Starting with the line that contains "Extract the structured", reproduce each line through the end of the listing below, with no other output.

----- TASK INPUT -----

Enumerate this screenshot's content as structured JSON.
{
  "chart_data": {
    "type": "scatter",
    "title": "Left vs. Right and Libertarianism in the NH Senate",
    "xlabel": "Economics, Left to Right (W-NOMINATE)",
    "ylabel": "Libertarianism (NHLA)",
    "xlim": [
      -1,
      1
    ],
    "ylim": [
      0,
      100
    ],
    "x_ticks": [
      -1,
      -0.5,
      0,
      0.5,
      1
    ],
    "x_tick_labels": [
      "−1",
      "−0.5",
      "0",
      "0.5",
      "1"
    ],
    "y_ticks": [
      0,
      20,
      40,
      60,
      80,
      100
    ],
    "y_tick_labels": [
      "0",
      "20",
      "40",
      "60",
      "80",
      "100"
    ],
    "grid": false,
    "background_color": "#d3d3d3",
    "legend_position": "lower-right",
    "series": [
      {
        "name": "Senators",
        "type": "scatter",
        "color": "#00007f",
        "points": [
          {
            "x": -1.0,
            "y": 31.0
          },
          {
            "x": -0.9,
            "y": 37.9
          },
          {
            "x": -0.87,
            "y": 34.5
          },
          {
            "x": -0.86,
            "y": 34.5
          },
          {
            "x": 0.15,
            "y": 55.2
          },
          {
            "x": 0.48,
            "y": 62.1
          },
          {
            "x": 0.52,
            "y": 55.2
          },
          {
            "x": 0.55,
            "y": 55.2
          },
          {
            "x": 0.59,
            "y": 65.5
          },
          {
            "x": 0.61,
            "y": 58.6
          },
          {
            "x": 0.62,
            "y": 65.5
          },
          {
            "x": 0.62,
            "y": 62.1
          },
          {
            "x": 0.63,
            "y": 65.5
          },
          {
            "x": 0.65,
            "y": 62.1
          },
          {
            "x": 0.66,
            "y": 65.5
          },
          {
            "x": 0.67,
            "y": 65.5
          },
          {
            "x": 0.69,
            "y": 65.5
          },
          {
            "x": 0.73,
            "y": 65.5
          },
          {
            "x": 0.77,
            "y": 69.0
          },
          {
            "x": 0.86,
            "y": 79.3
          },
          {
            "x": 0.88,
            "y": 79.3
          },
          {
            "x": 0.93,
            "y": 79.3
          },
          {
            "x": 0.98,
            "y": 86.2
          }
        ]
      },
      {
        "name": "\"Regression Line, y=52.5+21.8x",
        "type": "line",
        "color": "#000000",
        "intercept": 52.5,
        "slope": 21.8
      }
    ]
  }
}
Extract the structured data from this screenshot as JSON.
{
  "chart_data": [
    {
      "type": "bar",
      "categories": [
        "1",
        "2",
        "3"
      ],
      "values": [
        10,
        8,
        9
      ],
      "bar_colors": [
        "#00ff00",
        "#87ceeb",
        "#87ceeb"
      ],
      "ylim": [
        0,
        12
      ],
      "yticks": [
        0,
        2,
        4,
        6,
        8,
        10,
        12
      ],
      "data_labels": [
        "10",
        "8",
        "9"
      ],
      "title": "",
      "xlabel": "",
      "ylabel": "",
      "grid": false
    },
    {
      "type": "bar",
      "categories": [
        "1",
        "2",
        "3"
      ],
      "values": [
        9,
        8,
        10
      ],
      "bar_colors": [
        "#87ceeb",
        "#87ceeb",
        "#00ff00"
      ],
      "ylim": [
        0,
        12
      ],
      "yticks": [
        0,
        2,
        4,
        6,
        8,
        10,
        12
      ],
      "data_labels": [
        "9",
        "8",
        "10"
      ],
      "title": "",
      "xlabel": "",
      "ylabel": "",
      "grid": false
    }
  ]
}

-----

▶ **RESULT**:
Extract the structured data from this screenshot as JSON.
{
  "chart_data": [
    {
      "type": "bar",
      "categories": [
        "1",
        "2",
        "3"
      ],
      "values": [
        10,
        8,
        9
      ],
      "bar_colors": [
        "#00ff00",
        "#87ceeb",
        "#87ceeb"
      ],
      "ylim": [
        0,
        12
      ],
      "yticks": [
        0,
        2,
        4,
        6,
        8,
        10,
        12
      ],
      "data_labels": [
        "10",
        "8",
        "9"
      ],
      "title": "",
      "xlabel": "",
      "ylabel": "",
      "grid": false
    },
    {
      "type": "bar",
      "categories": [
        "1",
        "2",
        "3"
      ],
      "values": [
        9,
        8,
        10
      ],
      "bar_colors": [
        "#87ceeb",
        "#87ceeb",
        "#00ff00"
      ],
      "ylim": [
        0,
        12
      ],
      "yticks": [
        0,
        2,
        4,
        6,
        8,
        10,
        12
      ],
      "data_labels": [
        "9",
        "8",
        "10"
      ],
      "title": "",
      "xlabel": "",
      "ylabel": "",
      "grid": false
    }
  ]
}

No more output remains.